Collected data:
■ ■ ■ ■ ■ ■ ■

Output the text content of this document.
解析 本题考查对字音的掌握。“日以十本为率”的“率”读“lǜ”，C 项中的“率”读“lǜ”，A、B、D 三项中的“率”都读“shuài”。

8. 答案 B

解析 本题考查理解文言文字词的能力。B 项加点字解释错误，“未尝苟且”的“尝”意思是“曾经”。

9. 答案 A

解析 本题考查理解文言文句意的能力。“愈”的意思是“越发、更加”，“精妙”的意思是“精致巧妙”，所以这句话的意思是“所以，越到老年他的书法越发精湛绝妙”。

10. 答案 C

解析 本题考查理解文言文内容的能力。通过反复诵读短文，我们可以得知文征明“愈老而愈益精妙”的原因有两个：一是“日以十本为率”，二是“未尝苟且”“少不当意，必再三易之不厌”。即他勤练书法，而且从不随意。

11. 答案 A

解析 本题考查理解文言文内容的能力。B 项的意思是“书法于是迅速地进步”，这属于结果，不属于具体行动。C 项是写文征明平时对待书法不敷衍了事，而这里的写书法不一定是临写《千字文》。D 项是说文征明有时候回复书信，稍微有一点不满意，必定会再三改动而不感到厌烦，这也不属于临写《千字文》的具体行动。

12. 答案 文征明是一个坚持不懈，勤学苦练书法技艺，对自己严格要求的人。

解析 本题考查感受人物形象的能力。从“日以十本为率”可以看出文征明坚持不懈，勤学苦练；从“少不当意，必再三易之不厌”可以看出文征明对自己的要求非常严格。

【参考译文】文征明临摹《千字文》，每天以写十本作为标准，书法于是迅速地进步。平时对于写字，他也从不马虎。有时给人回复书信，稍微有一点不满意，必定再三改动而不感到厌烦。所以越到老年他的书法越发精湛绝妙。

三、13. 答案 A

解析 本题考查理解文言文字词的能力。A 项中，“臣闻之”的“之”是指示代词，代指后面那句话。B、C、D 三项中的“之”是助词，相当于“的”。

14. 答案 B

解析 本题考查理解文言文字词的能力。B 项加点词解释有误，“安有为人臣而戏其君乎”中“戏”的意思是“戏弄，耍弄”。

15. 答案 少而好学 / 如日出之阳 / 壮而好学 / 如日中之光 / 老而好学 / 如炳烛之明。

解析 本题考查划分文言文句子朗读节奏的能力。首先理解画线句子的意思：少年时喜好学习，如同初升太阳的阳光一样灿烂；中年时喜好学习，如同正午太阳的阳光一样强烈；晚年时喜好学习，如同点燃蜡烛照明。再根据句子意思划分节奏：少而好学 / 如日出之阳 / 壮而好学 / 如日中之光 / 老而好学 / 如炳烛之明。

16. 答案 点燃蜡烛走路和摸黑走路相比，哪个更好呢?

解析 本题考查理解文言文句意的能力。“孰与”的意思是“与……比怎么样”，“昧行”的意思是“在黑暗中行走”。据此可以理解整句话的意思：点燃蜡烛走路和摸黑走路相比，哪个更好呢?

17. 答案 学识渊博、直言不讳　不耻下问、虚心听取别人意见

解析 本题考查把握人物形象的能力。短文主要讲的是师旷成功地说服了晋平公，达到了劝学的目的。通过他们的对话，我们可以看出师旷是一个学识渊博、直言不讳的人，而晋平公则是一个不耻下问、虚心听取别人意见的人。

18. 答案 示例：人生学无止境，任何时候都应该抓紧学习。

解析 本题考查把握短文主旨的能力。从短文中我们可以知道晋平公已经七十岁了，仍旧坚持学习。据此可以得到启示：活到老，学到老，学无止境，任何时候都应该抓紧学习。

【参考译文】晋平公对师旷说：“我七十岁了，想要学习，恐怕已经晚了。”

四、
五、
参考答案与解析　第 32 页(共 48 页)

■ ■ ■ ■ ■ ■ ■

= Exercise brief =
Set down the entries verbatim, leaving none out.

= The result =
Output the text content of this document.
解析 本题考查对字音的掌握。“日以十本为率”的“率”读“lǜ”，C 项中的“率”读“lǜ”，A、B、D 三项中的“率”都读“shuài”。

8. 答案 B

解析 本题考查理解文言文字词的能力。B 项加点字解释错误，“未尝苟且”的“尝”意思是“曾经”。

9. 答案 A

解析 本题考查理解文言文句意的能力。“愈”的意思是“越发、更加”，“精妙”的意思是“精致巧妙”，所以这句话的意思是“所以，越到老年他的书法越发精湛绝妙”。

10. 答案 C

解析 本题考查理解文言文内容的能力。通过反复诵读短文，我们可以得知文征明“愈老而愈益精妙”的原因有两个：一是“日以十本为率”，二是“未尝苟且”“少不当意，必再三易之不厌”。即他勤练书法，而且从不随意。

11. 答案 A

解析 本题考查理解文言文内容的能力。B 项的意思是“书法于是迅速地进步”，这属于结果，不属于具体行动。C 项是写文征明平时对待书法不敷衍了事，而这里的写书法不一定是临写《千字文》。D 项是说文征明有时候回复书信，稍微有一点不满意，必定会再三改动而不感到厌烦，这也不属于临写《千字文》的具体行动。

12. 答案 文征明是一个坚持不懈，勤学苦练书法技艺，对自己严格要求的人。

解析 本题考查感受人物形象的能力。从“日以十本为率”可以看出文征明坚持不懈，勤学苦练；从“少不当意，必再三易之不厌”可以看出文征明对自己的要求非常严格。

【参考译文】文征明临摹《千字文》，每天以写十本作为标准，书法于是迅速地进步。平时对于写字，他也从不马虎。有时给人回复书信，稍微有一点不满意，必定再三改动而不感到厌烦。所以越到老年他的书法越发精湛绝妙。

三、13. 答案 A

解析 本题考查理解文言文字词的能力。A 项中，“臣闻之”的“之”是指示代词，代指后面那句话。B、C、D 三项中的“之”是助词，相当于“的”。

14. 答案 B

解析 本题考查理解文言文字词的能力。B 项加点词解释有误，“安有为人臣而戏其君乎”中“戏”的意思是“戏弄，耍弄”。

15. 答案 少而好学 / 如日出之阳 / 壮而好学 / 如日中之光 / 老而好学 / 如炳烛之明。

解析 本题考查划分文言文句子朗读节奏的能力。首先理解画线句子的意思：少年时喜好学习，如同初升太阳的阳光一样灿烂；中年时喜好学习，如同正午太阳的阳光一样强烈；晚年时喜好学习，如同点燃蜡烛照明。再根据句子意思划分节奏：少而好学 / 如日出之阳 / 壮而好学 / 如日中之光 / 老而好学 / 如炳烛之明。

16. 答案 点燃蜡烛走路和摸黑走路相比，哪个更好呢?

解析 本题考查理解文言文句意的能力。“孰与”的意思是“与……比怎么样”，“昧行”的意思是“在黑暗中行走”。据此可以理解整句话的意思：点燃蜡烛走路和摸黑走路相比，哪个更好呢?

17. 答案 学识渊博、直言不讳　不耻下问、虚心听取别人意见

解析 本题考查把握人物形象的能力。短文主要讲的是师旷成功地说服了晋平公，达到了劝学的目的。通过他们的对话，我们可以看出师旷是一个学识渊博、直言不讳的人，而晋平公则是一个不耻下问、虚心听取别人意见的人。

18. 答案 示例：人生学无止境，任何时候都应该抓紧学习。

解析 本题考查把握短文主旨的能力。从短文中我们可以知道晋平公已经七十岁了，仍旧坚持学习。据此可以得到启示：活到老，学到老，学无止境，任何时候都应该抓紧学习。

【参考译文】晋平公对师旷说：“我七十岁了，想要学习，恐怕已经晚了。”

四、
五、
参考答案与解析　第 32 页(共 48 页)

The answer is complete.